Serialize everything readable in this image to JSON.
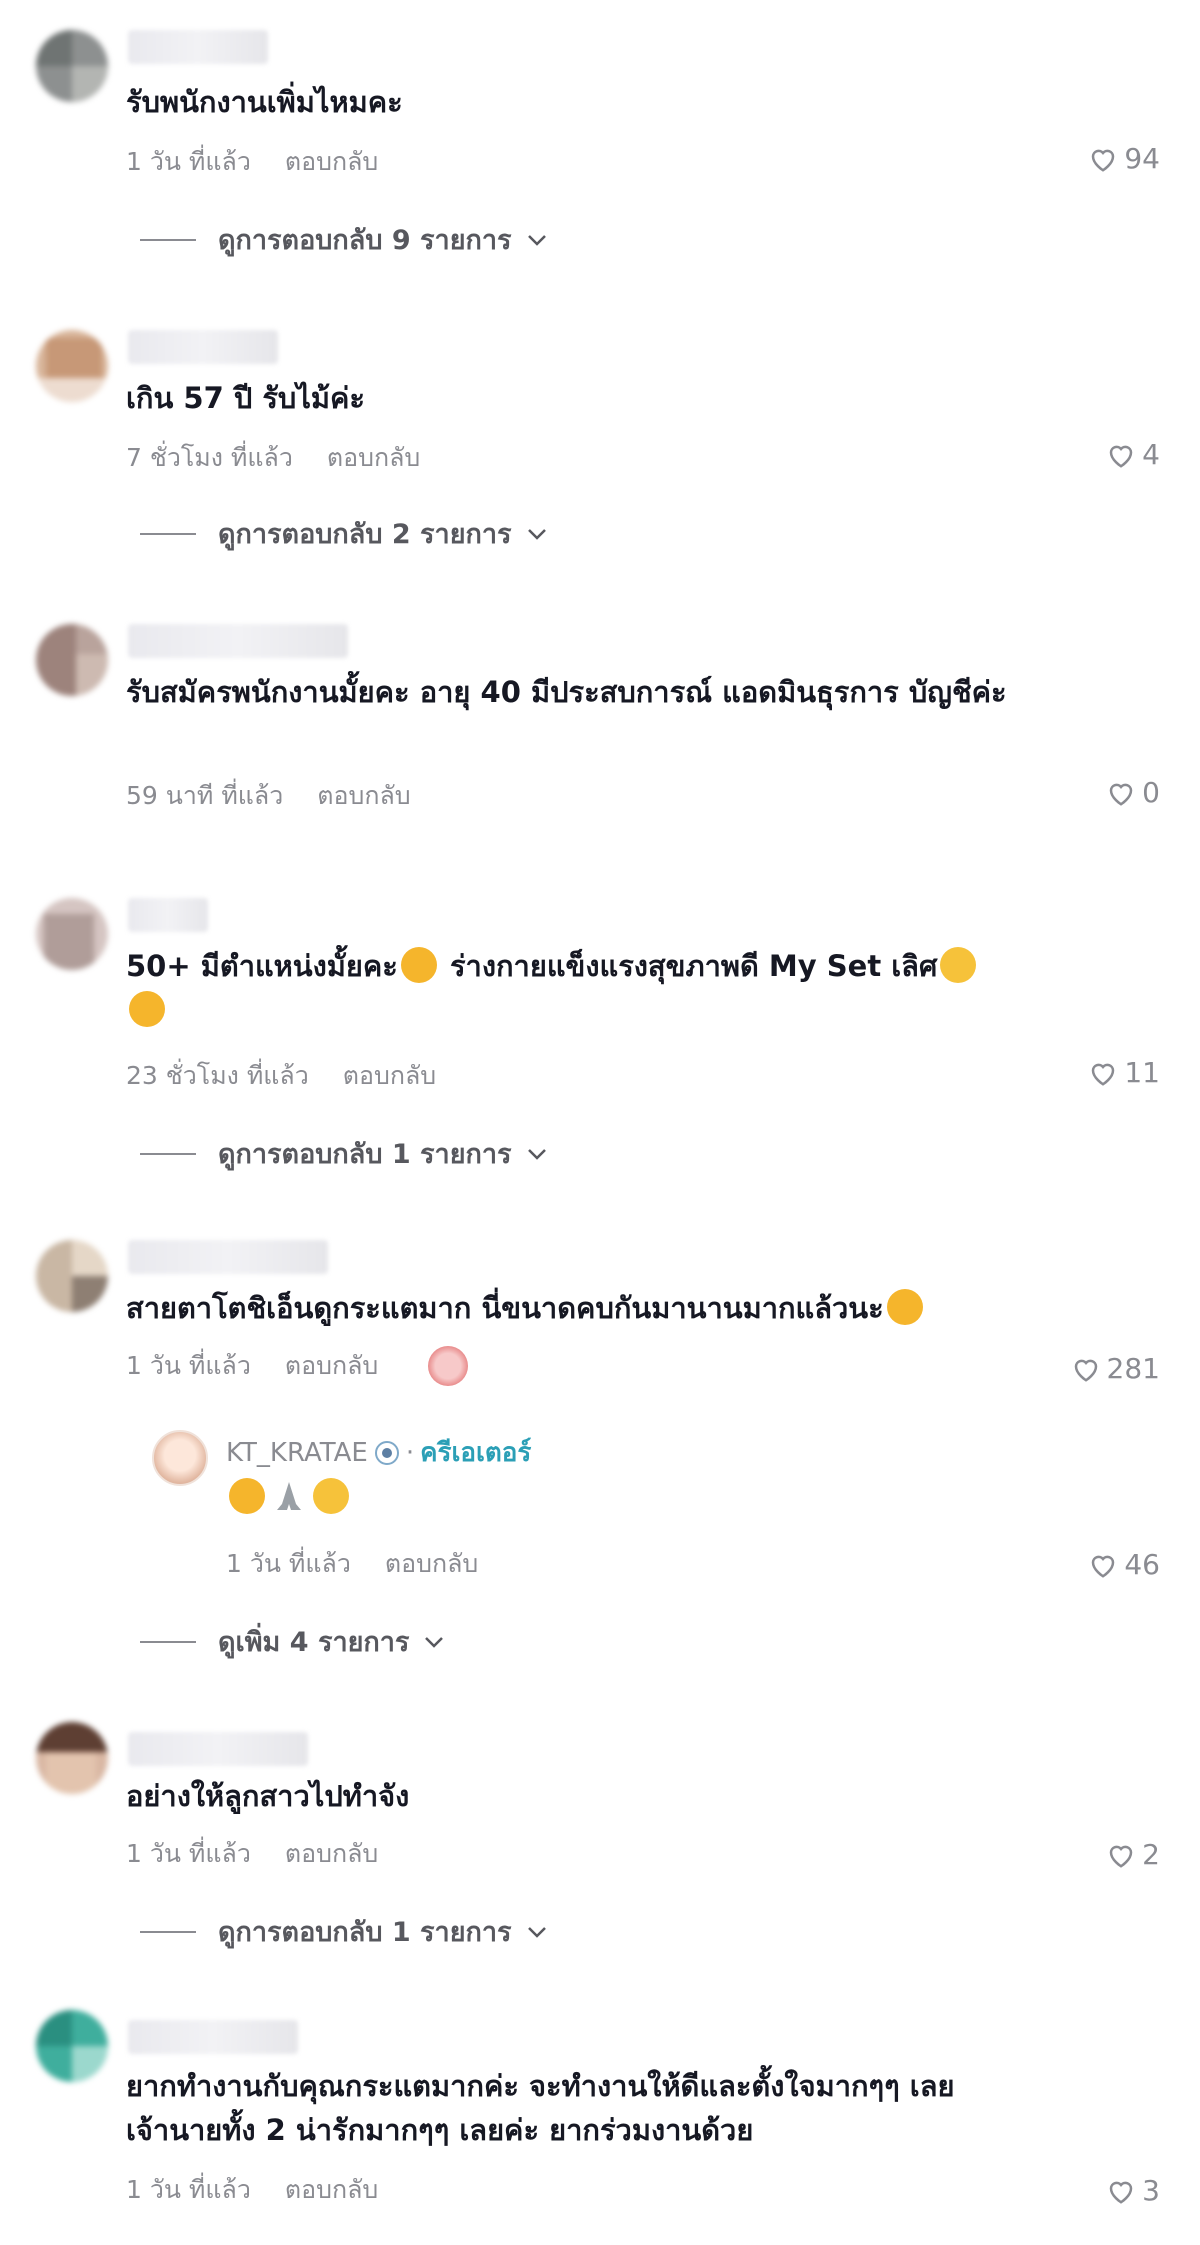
{
  "comments": [
    {
      "text": "รับพนักงานเพิ่มไหมคะ",
      "time": "1 วัน ที่แล้ว",
      "reply": "ตอบกลับ",
      "likes": "94",
      "view_replies": "ดูการตอบกลับ 9 รายการ"
    },
    {
      "text": "เกิน 57 ปี รับไม้ค่ะ",
      "time": "7 ชั่วโมง ที่แล้ว",
      "reply": "ตอบกลับ",
      "likes": "4",
      "view_replies": "ดูการตอบกลับ 2 รายการ"
    },
    {
      "text": "รับสมัครพนักงานมั้ยคะ อายุ 40 มีประสบการณ์ แอดมินธุรการ บัญชีค่ะ",
      "time": "59 นาที ที่แล้ว",
      "reply": "ตอบกลับ",
      "likes": "0"
    },
    {
      "text_part1": "50+ มีตำแหน่งมั้ยคะ",
      "text_part2": " ร่างกายแข็งแรงสุขภาพดี My Set เลิศ",
      "time": "23 ชั่วโมง ที่แล้ว",
      "reply": "ตอบกลับ",
      "likes": "11",
      "view_replies": "ดูการตอบกลับ 1 รายการ"
    },
    {
      "text": "สายตาโตชิเอ็นดูกระแตมาก นี่ขนาดคบกันมานานมากแล้วนะ",
      "time": "1 วัน ที่แล้ว",
      "reply": "ตอบกลับ",
      "likes": "281",
      "creator_reply": {
        "name": "KT_KRATAE",
        "separator": "·",
        "badge": "ครีเอเตอร์",
        "time": "1 วัน ที่แล้ว",
        "reply": "ตอบกลับ",
        "likes": "46"
      },
      "view_more": "ดูเพิ่ม 4 รายการ"
    },
    {
      "text": "อย่างให้ลูกสาวไปทำจัง",
      "time": "1 วัน ที่แล้ว",
      "reply": "ตอบกลับ",
      "likes": "2",
      "view_replies": "ดูการตอบกลับ 1 รายการ"
    },
    {
      "text_line1": "ยากทำงานกับคุณกระแตมากค่ะ จะทำงานให้ดีและตั้งใจมากๆๆ เลย",
      "text_line2": "เจ้านายทั้ง 2 น่ารักมากๆๆ เลยค่ะ ยากร่วมงานด้วย",
      "time": "1 วัน ที่แล้ว",
      "reply": "ตอบกลับ",
      "likes": "3"
    }
  ],
  "icons": {
    "like": "heart-outline-icon",
    "chevron": "chevron-down-icon",
    "verified": "verified-badge-icon"
  },
  "colors": {
    "text": "#161823",
    "muted": "#8a8b91",
    "creator": "#2b9fb6"
  }
}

────

Problem description ▸ Leave the pictures out and copy the rest of the data exactly.

Solution to this problem ▸
Serialize everything readable in this image to JSON.
{
  "comments": [
    {
      "text": "รับพนักงานเพิ่มไหมคะ",
      "time": "1 วัน ที่แล้ว",
      "reply": "ตอบกลับ",
      "likes": "94",
      "view_replies": "ดูการตอบกลับ 9 รายการ"
    },
    {
      "text": "เกิน 57 ปี รับไม้ค่ะ",
      "time": "7 ชั่วโมง ที่แล้ว",
      "reply": "ตอบกลับ",
      "likes": "4",
      "view_replies": "ดูการตอบกลับ 2 รายการ"
    },
    {
      "text": "รับสมัครพนักงานมั้ยคะ อายุ 40 มีประสบการณ์ แอดมินธุรการ บัญชีค่ะ",
      "time": "59 นาที ที่แล้ว",
      "reply": "ตอบกลับ",
      "likes": "0"
    },
    {
      "text_part1": "50+ มีตำแหน่งมั้ยคะ",
      "text_part2": " ร่างกายแข็งแรงสุขภาพดี My Set เลิศ",
      "time": "23 ชั่วโมง ที่แล้ว",
      "reply": "ตอบกลับ",
      "likes": "11",
      "view_replies": "ดูการตอบกลับ 1 รายการ"
    },
    {
      "text": "สายตาโตชิเอ็นดูกระแตมาก นี่ขนาดคบกันมานานมากแล้วนะ",
      "time": "1 วัน ที่แล้ว",
      "reply": "ตอบกลับ",
      "likes": "281",
      "creator_reply": {
        "name": "KT_KRATAE",
        "separator": "·",
        "badge": "ครีเอเตอร์",
        "time": "1 วัน ที่แล้ว",
        "reply": "ตอบกลับ",
        "likes": "46"
      },
      "view_more": "ดูเพิ่ม 4 รายการ"
    },
    {
      "text": "อย่างให้ลูกสาวไปทำจัง",
      "time": "1 วัน ที่แล้ว",
      "reply": "ตอบกลับ",
      "likes": "2",
      "view_replies": "ดูการตอบกลับ 1 รายการ"
    },
    {
      "text_line1": "ยากทำงานกับคุณกระแตมากค่ะ จะทำงานให้ดีและตั้งใจมากๆๆ เลย",
      "text_line2": "เจ้านายทั้ง 2 น่ารักมากๆๆ เลยค่ะ ยากร่วมงานด้วย",
      "time": "1 วัน ที่แล้ว",
      "reply": "ตอบกลับ",
      "likes": "3"
    }
  ],
  "icons": {
    "like": "heart-outline-icon",
    "chevron": "chevron-down-icon",
    "verified": "verified-badge-icon"
  },
  "colors": {
    "text": "#161823",
    "muted": "#8a8b91",
    "creator": "#2b9fb6"
  }
}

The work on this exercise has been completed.